All entries must be extracted exactly, with nothing added or dropped.

####################

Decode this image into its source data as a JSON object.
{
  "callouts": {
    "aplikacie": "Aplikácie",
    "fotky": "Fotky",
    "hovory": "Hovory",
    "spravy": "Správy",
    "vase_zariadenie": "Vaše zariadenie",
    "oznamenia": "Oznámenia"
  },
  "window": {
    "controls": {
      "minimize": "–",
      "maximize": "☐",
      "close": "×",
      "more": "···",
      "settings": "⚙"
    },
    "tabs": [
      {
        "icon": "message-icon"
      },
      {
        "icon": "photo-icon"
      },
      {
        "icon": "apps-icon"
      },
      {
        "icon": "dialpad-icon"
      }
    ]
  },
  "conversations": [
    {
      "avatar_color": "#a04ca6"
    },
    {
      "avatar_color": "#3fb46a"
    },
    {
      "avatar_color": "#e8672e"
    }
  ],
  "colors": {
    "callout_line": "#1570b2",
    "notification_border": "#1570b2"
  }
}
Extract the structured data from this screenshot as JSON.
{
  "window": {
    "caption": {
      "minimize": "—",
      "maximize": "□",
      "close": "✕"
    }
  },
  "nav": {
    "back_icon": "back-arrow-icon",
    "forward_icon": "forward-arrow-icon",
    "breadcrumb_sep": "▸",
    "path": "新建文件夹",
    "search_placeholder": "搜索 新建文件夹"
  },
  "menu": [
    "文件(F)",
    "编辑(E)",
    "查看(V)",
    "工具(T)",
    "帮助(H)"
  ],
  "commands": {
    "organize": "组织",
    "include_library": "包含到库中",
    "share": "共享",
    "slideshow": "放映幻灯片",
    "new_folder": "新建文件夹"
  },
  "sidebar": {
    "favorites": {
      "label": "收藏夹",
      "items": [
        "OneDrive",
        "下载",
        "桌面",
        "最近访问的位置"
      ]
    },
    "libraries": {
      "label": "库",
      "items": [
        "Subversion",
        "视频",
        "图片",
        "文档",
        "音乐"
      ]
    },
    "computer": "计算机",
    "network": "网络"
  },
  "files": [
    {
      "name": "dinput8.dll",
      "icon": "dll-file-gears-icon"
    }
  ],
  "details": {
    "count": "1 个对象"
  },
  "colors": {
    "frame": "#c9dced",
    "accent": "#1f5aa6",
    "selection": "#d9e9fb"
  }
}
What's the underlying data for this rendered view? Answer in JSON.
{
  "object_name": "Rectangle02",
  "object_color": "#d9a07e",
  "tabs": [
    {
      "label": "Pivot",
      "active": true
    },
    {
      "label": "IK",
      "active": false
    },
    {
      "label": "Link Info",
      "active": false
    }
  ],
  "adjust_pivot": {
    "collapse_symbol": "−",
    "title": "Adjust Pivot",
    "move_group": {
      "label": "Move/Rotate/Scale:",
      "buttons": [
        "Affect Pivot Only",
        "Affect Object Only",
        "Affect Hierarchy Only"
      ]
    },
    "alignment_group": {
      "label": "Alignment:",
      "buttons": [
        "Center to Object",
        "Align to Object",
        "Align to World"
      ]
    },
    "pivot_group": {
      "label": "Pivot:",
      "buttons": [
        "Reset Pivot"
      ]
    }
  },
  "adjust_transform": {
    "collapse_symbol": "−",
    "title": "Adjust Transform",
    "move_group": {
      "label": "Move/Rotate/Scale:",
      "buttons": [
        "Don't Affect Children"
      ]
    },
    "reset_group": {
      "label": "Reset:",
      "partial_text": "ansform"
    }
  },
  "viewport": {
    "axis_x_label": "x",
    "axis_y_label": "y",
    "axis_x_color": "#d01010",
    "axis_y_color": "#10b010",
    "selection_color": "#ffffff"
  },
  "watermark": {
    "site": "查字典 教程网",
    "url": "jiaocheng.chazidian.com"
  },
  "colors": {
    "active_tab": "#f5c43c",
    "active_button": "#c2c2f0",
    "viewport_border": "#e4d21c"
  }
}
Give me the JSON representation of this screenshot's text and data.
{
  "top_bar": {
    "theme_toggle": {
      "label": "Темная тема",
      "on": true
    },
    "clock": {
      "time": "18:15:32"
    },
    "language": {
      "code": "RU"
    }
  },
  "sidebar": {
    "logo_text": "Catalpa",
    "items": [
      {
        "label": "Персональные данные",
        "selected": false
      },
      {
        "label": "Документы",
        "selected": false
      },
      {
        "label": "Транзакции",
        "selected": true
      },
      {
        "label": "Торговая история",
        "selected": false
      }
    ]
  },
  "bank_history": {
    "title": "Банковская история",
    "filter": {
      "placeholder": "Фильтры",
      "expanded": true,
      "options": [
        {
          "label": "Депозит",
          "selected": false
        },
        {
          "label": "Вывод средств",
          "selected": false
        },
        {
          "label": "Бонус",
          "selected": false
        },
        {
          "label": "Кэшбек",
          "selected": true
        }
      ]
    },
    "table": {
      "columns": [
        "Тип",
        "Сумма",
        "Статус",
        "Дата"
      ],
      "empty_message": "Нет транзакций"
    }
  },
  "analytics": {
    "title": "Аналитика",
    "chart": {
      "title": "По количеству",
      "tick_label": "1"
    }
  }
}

####################

■ **Output**
Decode this image into its source data as a JSON object.
{
  "callouts": {
    "aplikacie": "Aplikácie",
    "fotky": "Fotky",
    "hovory": "Hovory",
    "spravy": "Správy",
    "vase_zariadenie": "Vaše zariadenie",
    "oznamenia": "Oznámenia"
  },
  "window": {
    "controls": {
      "minimize": "–",
      "maximize": "☐",
      "close": "×",
      "more": "···",
      "settings": "⚙"
    },
    "tabs": [
      {
        "icon": "message-icon"
      },
      {
        "icon": "photo-icon"
      },
      {
        "icon": "apps-icon"
      },
      {
        "icon": "dialpad-icon"
      }
    ]
  },
  "conversations": [
    {
      "avatar_color": "#a04ca6"
    },
    {
      "avatar_color": "#3fb46a"
    },
    {
      "avatar_color": "#e8672e"
    }
  ],
  "colors": {
    "callout_line": "#1570b2",
    "notification_border": "#1570b2"
  }
}
Extract the structured data from this screenshot as JSON.
{
  "window": {
    "caption": {
      "minimize": "—",
      "maximize": "□",
      "close": "✕"
    }
  },
  "nav": {
    "back_icon": "back-arrow-icon",
    "forward_icon": "forward-arrow-icon",
    "breadcrumb_sep": "▸",
    "path": "新建文件夹",
    "search_placeholder": "搜索 新建文件夹"
  },
  "menu": [
    "文件(F)",
    "编辑(E)",
    "查看(V)",
    "工具(T)",
    "帮助(H)"
  ],
  "commands": {
    "organize": "组织",
    "include_library": "包含到库中",
    "share": "共享",
    "slideshow": "放映幻灯片",
    "new_folder": "新建文件夹"
  },
  "sidebar": {
    "favorites": {
      "label": "收藏夹",
      "items": [
        "OneDrive",
        "下载",
        "桌面",
        "最近访问的位置"
      ]
    },
    "libraries": {
      "label": "库",
      "items": [
        "Subversion",
        "视频",
        "图片",
        "文档",
        "音乐"
      ]
    },
    "computer": "计算机",
    "network": "网络"
  },
  "files": [
    {
      "name": "dinput8.dll",
      "icon": "dll-file-gears-icon"
    }
  ],
  "details": {
    "count": "1 个对象"
  },
  "colors": {
    "frame": "#c9dced",
    "accent": "#1f5aa6",
    "selection": "#d9e9fb"
  }
}
What's the underlying data for this rendered view? Answer in JSON.
{
  "object_name": "Rectangle02",
  "object_color": "#d9a07e",
  "tabs": [
    {
      "label": "Pivot",
      "active": true
    },
    {
      "label": "IK",
      "active": false
    },
    {
      "label": "Link Info",
      "active": false
    }
  ],
  "adjust_pivot": {
    "collapse_symbol": "−",
    "title": "Adjust Pivot",
    "move_group": {
      "label": "Move/Rotate/Scale:",
      "buttons": [
        "Affect Pivot Only",
        "Affect Object Only",
        "Affect Hierarchy Only"
      ]
    },
    "alignment_group": {
      "label": "Alignment:",
      "buttons": [
        "Center to Object",
        "Align to Object",
        "Align to World"
      ]
    },
    "pivot_group": {
      "label": "Pivot:",
      "buttons": [
        "Reset Pivot"
      ]
    }
  },
  "adjust_transform": {
    "collapse_symbol": "−",
    "title": "Adjust Transform",
    "move_group": {
      "label": "Move/Rotate/Scale:",
      "buttons": [
        "Don't Affect Children"
      ]
    },
    "reset_group": {
      "label": "Reset:",
      "partial_text": "ansform"
    }
  },
  "viewport": {
    "axis_x_label": "x",
    "axis_y_label": "y",
    "axis_x_color": "#d01010",
    "axis_y_color": "#10b010",
    "selection_color": "#ffffff"
  },
  "watermark": {
    "site": "查字典 教程网",
    "url": "jiaocheng.chazidian.com"
  },
  "colors": {
    "active_tab": "#f5c43c",
    "active_button": "#c2c2f0",
    "viewport_border": "#e4d21c"
  }
}
Give me the JSON representation of this screenshot's text and data.
{
  "top_bar": {
    "theme_toggle": {
      "label": "Темная тема",
      "on": true
    },
    "clock": {
      "time": "18:15:32"
    },
    "language": {
      "code": "RU"
    }
  },
  "sidebar": {
    "logo_text": "Catalpa",
    "items": [
      {
        "label": "Персональные данные",
        "selected": false
      },
      {
        "label": "Документы",
        "selected": false
      },
      {
        "label": "Транзакции",
        "selected": true
      },
      {
        "label": "Торговая история",
        "selected": false
      }
    ]
  },
  "bank_history": {
    "title": "Банковская история",
    "filter": {
      "placeholder": "Фильтры",
      "expanded": true,
      "options": [
        {
          "label": "Депозит",
          "selected": false
        },
        {
          "label": "Вывод средств",
          "selected": false
        },
        {
          "label": "Бонус",
          "selected": false
        },
        {
          "label": "Кэшбек",
          "selected": true
        }
      ]
    },
    "table": {
      "columns": [
        "Тип",
        "Сумма",
        "Статус",
        "Дата"
      ],
      "empty_message": "Нет транзакций"
    }
  },
  "analytics": {
    "title": "Аналитика",
    "chart": {
      "title": "По количеству",
      "tick_label": "1"
    }
  }
}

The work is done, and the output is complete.